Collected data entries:
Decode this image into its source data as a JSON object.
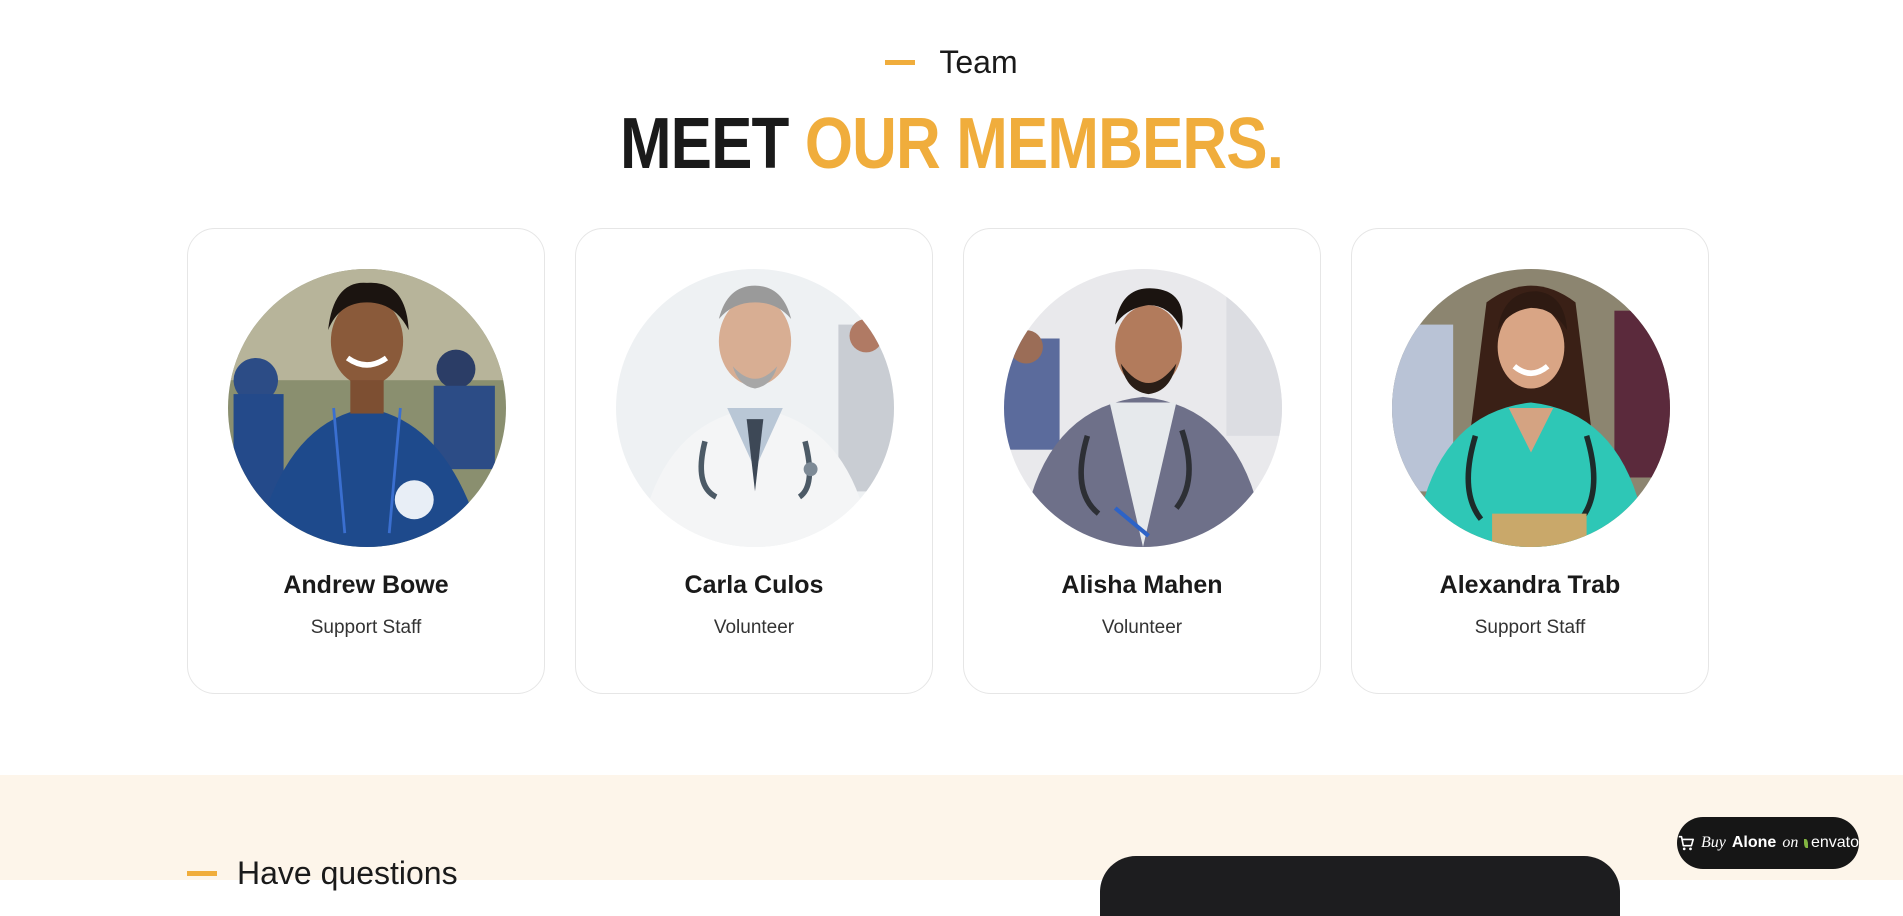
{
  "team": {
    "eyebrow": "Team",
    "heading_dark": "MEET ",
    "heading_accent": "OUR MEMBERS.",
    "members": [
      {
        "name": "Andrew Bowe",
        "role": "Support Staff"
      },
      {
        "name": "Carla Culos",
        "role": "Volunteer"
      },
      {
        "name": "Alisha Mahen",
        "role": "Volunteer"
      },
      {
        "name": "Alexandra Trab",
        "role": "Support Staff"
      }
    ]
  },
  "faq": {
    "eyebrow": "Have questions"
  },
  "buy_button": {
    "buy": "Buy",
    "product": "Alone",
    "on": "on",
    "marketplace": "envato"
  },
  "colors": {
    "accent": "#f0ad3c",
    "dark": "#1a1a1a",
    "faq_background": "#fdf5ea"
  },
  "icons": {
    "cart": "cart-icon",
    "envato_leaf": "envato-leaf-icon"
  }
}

Given task: Reproduce the full listing above verbatim, with no pictures included.

Exercise result:
Decode this image into its source data as a JSON object.
{
  "team": {
    "eyebrow": "Team",
    "heading_dark": "MEET ",
    "heading_accent": "OUR MEMBERS.",
    "members": [
      {
        "name": "Andrew Bowe",
        "role": "Support Staff"
      },
      {
        "name": "Carla Culos",
        "role": "Volunteer"
      },
      {
        "name": "Alisha Mahen",
        "role": "Volunteer"
      },
      {
        "name": "Alexandra Trab",
        "role": "Support Staff"
      }
    ]
  },
  "faq": {
    "eyebrow": "Have questions"
  },
  "buy_button": {
    "buy": "Buy",
    "product": "Alone",
    "on": "on",
    "marketplace": "envato"
  },
  "colors": {
    "accent": "#f0ad3c",
    "dark": "#1a1a1a",
    "faq_background": "#fdf5ea"
  },
  "icons": {
    "cart": "cart-icon",
    "envato_leaf": "envato-leaf-icon"
  }
}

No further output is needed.